§ **Task brief**:
Can you print the data exactly and leave out each image?

Start

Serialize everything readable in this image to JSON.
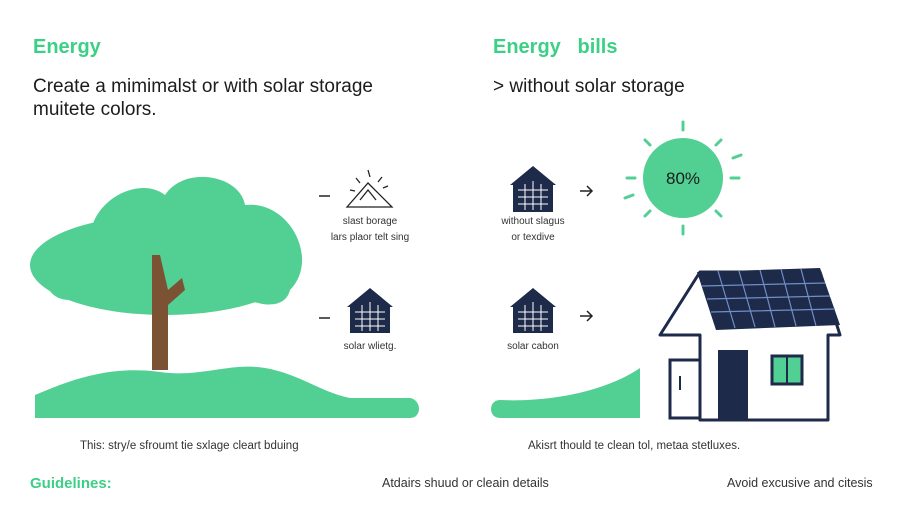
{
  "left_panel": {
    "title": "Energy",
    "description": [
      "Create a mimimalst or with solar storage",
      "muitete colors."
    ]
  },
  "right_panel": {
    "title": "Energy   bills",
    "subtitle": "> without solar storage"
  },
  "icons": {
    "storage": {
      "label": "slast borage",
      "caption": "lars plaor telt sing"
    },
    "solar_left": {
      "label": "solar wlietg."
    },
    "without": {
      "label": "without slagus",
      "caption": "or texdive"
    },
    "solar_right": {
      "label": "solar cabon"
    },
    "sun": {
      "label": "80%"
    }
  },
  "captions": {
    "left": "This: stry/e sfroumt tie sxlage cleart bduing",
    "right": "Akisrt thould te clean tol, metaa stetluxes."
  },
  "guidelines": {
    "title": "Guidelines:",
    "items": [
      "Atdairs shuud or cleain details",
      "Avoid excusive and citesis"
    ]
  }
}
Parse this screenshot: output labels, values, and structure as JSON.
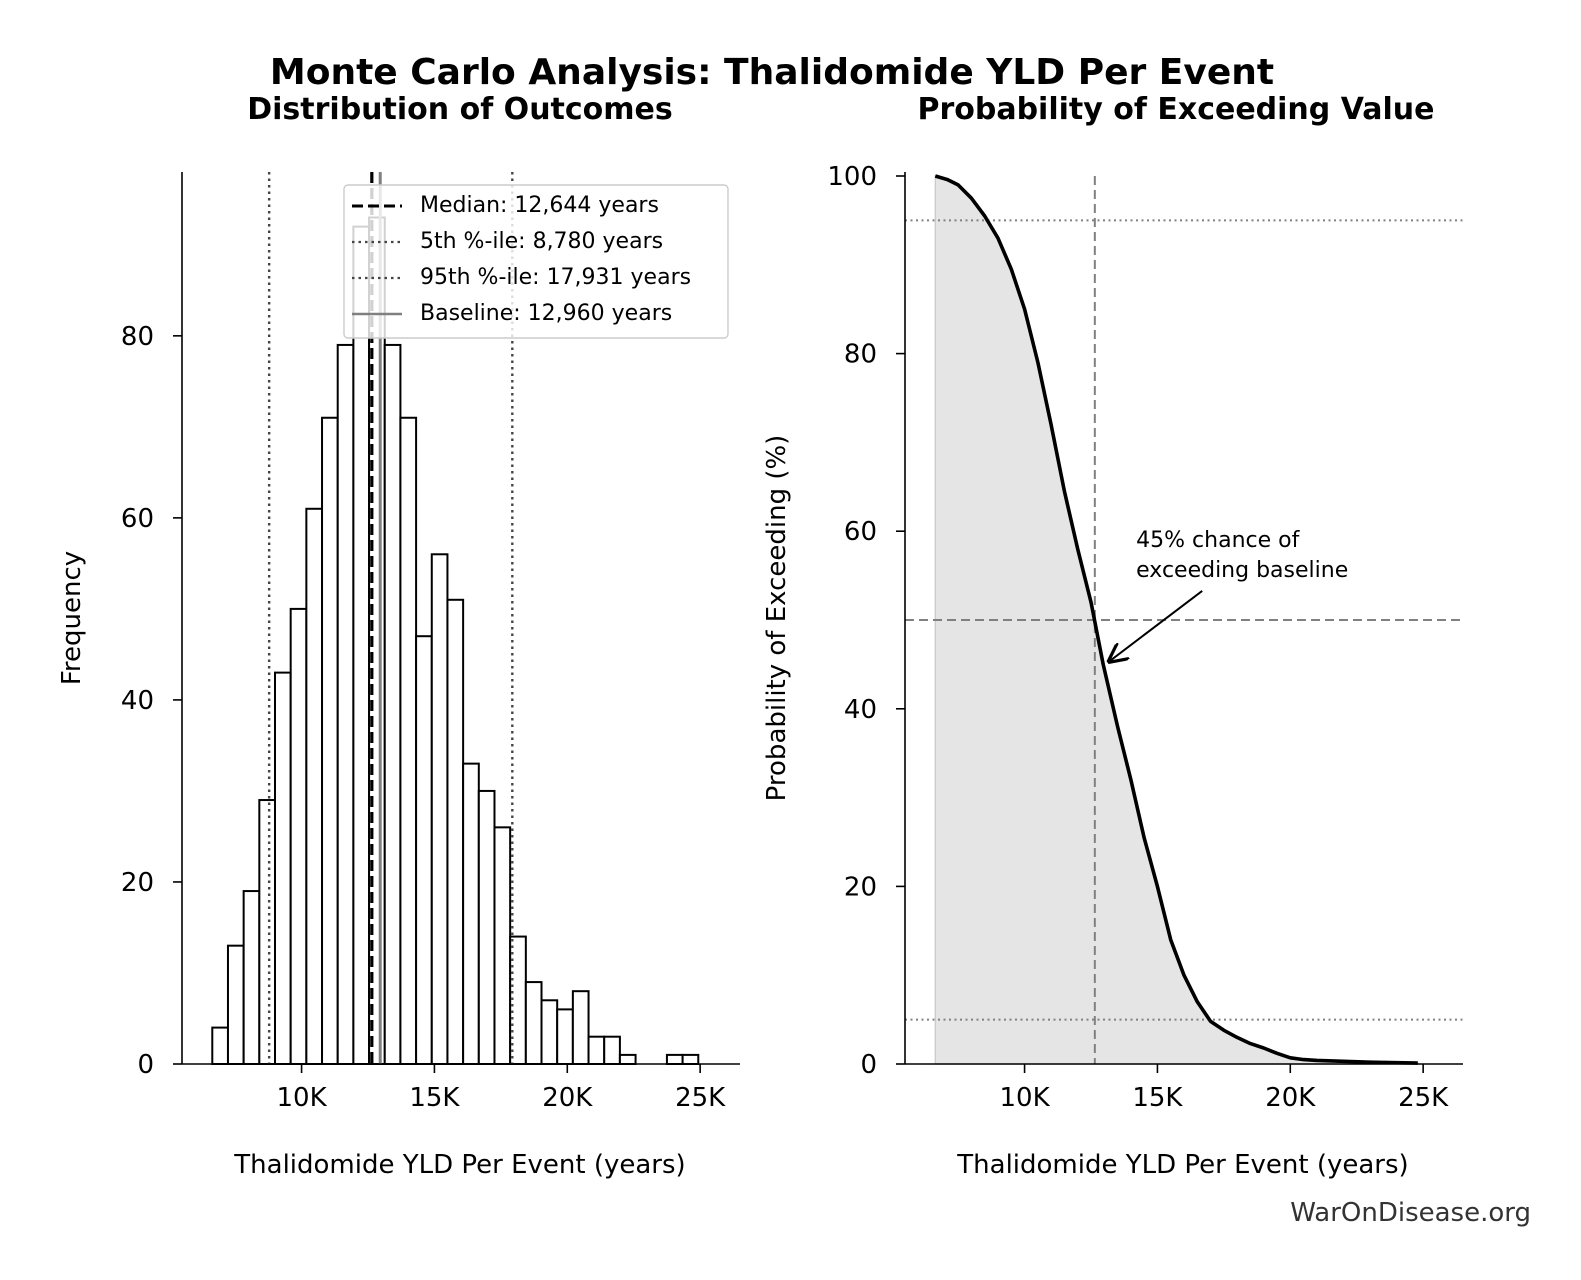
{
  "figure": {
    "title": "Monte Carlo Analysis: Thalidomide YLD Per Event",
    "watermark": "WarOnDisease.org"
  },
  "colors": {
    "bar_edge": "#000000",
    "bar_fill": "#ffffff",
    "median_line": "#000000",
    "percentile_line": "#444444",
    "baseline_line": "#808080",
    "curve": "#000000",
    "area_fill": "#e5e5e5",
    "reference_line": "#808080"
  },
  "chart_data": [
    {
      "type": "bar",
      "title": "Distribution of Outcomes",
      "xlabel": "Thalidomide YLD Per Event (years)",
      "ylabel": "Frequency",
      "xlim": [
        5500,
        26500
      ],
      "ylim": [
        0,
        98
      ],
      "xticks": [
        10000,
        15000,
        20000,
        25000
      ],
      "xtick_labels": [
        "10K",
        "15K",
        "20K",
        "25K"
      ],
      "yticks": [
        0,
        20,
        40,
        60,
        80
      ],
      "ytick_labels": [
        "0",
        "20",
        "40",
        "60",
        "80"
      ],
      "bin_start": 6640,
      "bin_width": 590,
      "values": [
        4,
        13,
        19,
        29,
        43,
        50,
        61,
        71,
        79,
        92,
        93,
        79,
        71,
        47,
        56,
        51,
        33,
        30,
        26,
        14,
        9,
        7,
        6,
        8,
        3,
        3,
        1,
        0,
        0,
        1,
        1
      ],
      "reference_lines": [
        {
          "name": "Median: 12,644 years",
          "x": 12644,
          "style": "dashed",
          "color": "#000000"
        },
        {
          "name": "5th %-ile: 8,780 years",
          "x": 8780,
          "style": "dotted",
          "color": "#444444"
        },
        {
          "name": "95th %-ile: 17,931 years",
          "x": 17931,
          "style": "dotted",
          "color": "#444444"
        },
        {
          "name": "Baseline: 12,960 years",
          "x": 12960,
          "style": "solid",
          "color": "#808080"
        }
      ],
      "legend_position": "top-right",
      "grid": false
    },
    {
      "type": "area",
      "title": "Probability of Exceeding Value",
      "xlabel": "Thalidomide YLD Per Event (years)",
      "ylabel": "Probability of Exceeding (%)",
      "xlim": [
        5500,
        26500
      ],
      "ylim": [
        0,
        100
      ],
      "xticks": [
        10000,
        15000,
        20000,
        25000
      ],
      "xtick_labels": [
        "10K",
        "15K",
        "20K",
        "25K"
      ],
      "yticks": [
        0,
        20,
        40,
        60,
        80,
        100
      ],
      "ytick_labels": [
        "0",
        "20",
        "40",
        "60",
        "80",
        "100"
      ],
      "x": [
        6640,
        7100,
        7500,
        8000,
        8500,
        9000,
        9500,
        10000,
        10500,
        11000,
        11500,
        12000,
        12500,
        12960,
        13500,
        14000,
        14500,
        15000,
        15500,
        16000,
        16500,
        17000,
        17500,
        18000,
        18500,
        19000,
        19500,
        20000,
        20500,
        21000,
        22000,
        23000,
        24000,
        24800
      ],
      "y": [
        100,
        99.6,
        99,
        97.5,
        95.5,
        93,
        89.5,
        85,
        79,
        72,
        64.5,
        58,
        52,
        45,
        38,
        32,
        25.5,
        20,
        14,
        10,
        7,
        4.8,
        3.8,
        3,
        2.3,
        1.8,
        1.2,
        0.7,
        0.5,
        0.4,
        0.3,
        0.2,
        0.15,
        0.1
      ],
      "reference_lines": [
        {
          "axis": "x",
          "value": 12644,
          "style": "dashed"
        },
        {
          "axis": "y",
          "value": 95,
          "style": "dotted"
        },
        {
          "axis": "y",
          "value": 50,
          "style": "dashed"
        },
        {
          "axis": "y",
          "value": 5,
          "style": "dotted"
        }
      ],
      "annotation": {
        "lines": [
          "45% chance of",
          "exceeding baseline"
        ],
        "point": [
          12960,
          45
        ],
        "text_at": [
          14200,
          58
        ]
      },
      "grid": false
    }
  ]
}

End

§ **Exercise result**:
Serialize everything readable in this image to JSON.
{
  "left_panel": {
    "title": "Energy",
    "description": [
      "Create a mimimalst or with solar storage",
      "muitete colors."
    ]
  },
  "right_panel": {
    "title": "Energy   bills",
    "subtitle": "> without solar storage"
  },
  "icons": {
    "storage": {
      "label": "slast borage",
      "caption": "lars plaor telt sing"
    },
    "solar_left": {
      "label": "solar wlietg."
    },
    "without": {
      "label": "without slagus",
      "caption": "or texdive"
    },
    "solar_right": {
      "label": "solar cabon"
    },
    "sun": {
      "label": "80%"
    }
  },
  "captions": {
    "left": "This: stry/e sfroumt tie sxlage cleart bduing",
    "right": "Akisrt thould te clean tol, metaa stetluxes."
  },
  "guidelines": {
    "title": "Guidelines:",
    "items": [
      "Atdairs shuud or cleain details",
      "Avoid excusive and citesis"
    ]
  }
}
Parse this screenshot: output labels, values, and structure as JSON.
{
  "figure": {
    "title": "Monte Carlo Analysis: Thalidomide YLD Per Event",
    "watermark": "WarOnDisease.org"
  },
  "colors": {
    "bar_edge": "#000000",
    "bar_fill": "#ffffff",
    "median_line": "#000000",
    "percentile_line": "#444444",
    "baseline_line": "#808080",
    "curve": "#000000",
    "area_fill": "#e5e5e5",
    "reference_line": "#808080"
  },
  "chart_data": [
    {
      "type": "bar",
      "title": "Distribution of Outcomes",
      "xlabel": "Thalidomide YLD Per Event (years)",
      "ylabel": "Frequency",
      "xlim": [
        5500,
        26500
      ],
      "ylim": [
        0,
        98
      ],
      "xticks": [
        10000,
        15000,
        20000,
        25000
      ],
      "xtick_labels": [
        "10K",
        "15K",
        "20K",
        "25K"
      ],
      "yticks": [
        0,
        20,
        40,
        60,
        80
      ],
      "ytick_labels": [
        "0",
        "20",
        "40",
        "60",
        "80"
      ],
      "bin_start": 6640,
      "bin_width": 590,
      "values": [
        4,
        13,
        19,
        29,
        43,
        50,
        61,
        71,
        79,
        92,
        93,
        79,
        71,
        47,
        56,
        51,
        33,
        30,
        26,
        14,
        9,
        7,
        6,
        8,
        3,
        3,
        1,
        0,
        0,
        1,
        1
      ],
      "reference_lines": [
        {
          "name": "Median: 12,644 years",
          "x": 12644,
          "style": "dashed",
          "color": "#000000"
        },
        {
          "name": "5th %-ile: 8,780 years",
          "x": 8780,
          "style": "dotted",
          "color": "#444444"
        },
        {
          "name": "95th %-ile: 17,931 years",
          "x": 17931,
          "style": "dotted",
          "color": "#444444"
        },
        {
          "name": "Baseline: 12,960 years",
          "x": 12960,
          "style": "solid",
          "color": "#808080"
        }
      ],
      "legend_position": "top-right",
      "grid": false
    },
    {
      "type": "area",
      "title": "Probability of Exceeding Value",
      "xlabel": "Thalidomide YLD Per Event (years)",
      "ylabel": "Probability of Exceeding (%)",
      "xlim": [
        5500,
        26500
      ],
      "ylim": [
        0,
        100
      ],
      "xticks": [
        10000,
        15000,
        20000,
        25000
      ],
      "xtick_labels": [
        "10K",
        "15K",
        "20K",
        "25K"
      ],
      "yticks": [
        0,
        20,
        40,
        60,
        80,
        100
      ],
      "ytick_labels": [
        "0",
        "20",
        "40",
        "60",
        "80",
        "100"
      ],
      "x": [
        6640,
        7100,
        7500,
        8000,
        8500,
        9000,
        9500,
        10000,
        10500,
        11000,
        11500,
        12000,
        12500,
        12960,
        13500,
        14000,
        14500,
        15000,
        15500,
        16000,
        16500,
        17000,
        17500,
        18000,
        18500,
        19000,
        19500,
        20000,
        20500,
        21000,
        22000,
        23000,
        24000,
        24800
      ],
      "y": [
        100,
        99.6,
        99,
        97.5,
        95.5,
        93,
        89.5,
        85,
        79,
        72,
        64.5,
        58,
        52,
        45,
        38,
        32,
        25.5,
        20,
        14,
        10,
        7,
        4.8,
        3.8,
        3,
        2.3,
        1.8,
        1.2,
        0.7,
        0.5,
        0.4,
        0.3,
        0.2,
        0.15,
        0.1
      ],
      "reference_lines": [
        {
          "axis": "x",
          "value": 12644,
          "style": "dashed"
        },
        {
          "axis": "y",
          "value": 95,
          "style": "dotted"
        },
        {
          "axis": "y",
          "value": 50,
          "style": "dashed"
        },
        {
          "axis": "y",
          "value": 5,
          "style": "dotted"
        }
      ],
      "annotation": {
        "lines": [
          "45% chance of",
          "exceeding baseline"
        ],
        "point": [
          12960,
          45
        ],
        "text_at": [
          14200,
          58
        ]
      },
      "grid": false
    }
  ]
}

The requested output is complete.